[A block of data]
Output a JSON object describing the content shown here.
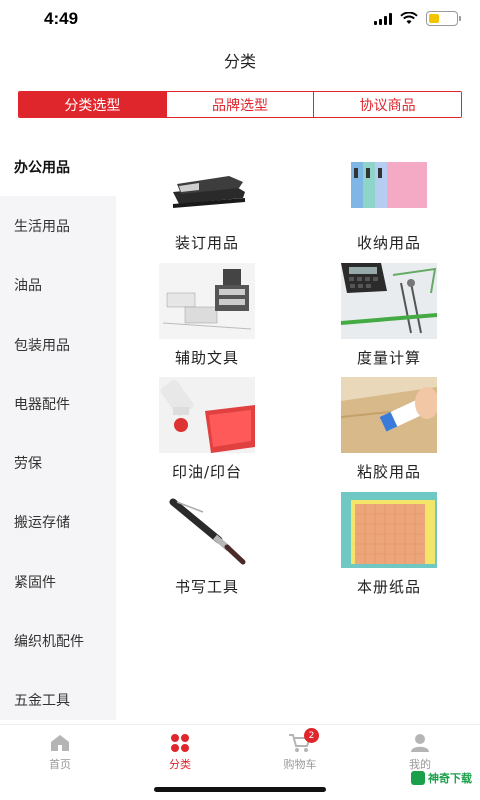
{
  "status_bar": {
    "time": "4:49"
  },
  "header": {
    "title": "分类"
  },
  "segments": [
    {
      "label": "分类选型",
      "active": true
    },
    {
      "label": "品牌选型",
      "active": false
    },
    {
      "label": "协议商品",
      "active": false
    }
  ],
  "sidebar": {
    "items": [
      {
        "label": "办公用品",
        "active": true
      },
      {
        "label": "生活用品"
      },
      {
        "label": "油品"
      },
      {
        "label": "包装用品"
      },
      {
        "label": "电器配件"
      },
      {
        "label": "劳保"
      },
      {
        "label": "搬运存储"
      },
      {
        "label": "紧固件"
      },
      {
        "label": "编织机配件"
      },
      {
        "label": "五金工具"
      }
    ]
  },
  "grid": {
    "items": [
      {
        "label": "装订用品",
        "icon": "stapler-image"
      },
      {
        "label": "收纳用品",
        "icon": "folders-image"
      },
      {
        "label": "辅助文具",
        "icon": "stamps-image"
      },
      {
        "label": "度量计算",
        "icon": "calculator-image"
      },
      {
        "label": "印油/印台",
        "icon": "ink-pad-image"
      },
      {
        "label": "粘胶用品",
        "icon": "glue-image"
      },
      {
        "label": "书写工具",
        "icon": "pen-image"
      },
      {
        "label": "本册纸品",
        "icon": "notebook-image"
      }
    ]
  },
  "tabbar": {
    "items": [
      {
        "label": "首页",
        "icon": "home-icon",
        "active": false
      },
      {
        "label": "分类",
        "icon": "grid-icon",
        "active": true
      },
      {
        "label": "购物车",
        "icon": "cart-icon",
        "active": false,
        "badge": "2"
      },
      {
        "label": "我的",
        "icon": "user-icon",
        "active": false
      }
    ]
  },
  "watermark": {
    "text": "神奇下载"
  },
  "colors": {
    "accent": "#e0262d",
    "sidebar_bg": "#f5f5f7"
  }
}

Exercise details>
Copy each line of the listing that includes "icon".

Final result>
        "icon": "stapler-image"
        "icon": "folders-image"
        "icon": "stamps-image"
        "icon": "calculator-image"
        "icon": "ink-pad-image"
        "icon": "glue-image"
        "icon": "pen-image"
        "icon": "notebook-image"
        "icon": "home-icon",
        "icon": "grid-icon",
        "icon": "cart-icon",
        "icon": "user-icon",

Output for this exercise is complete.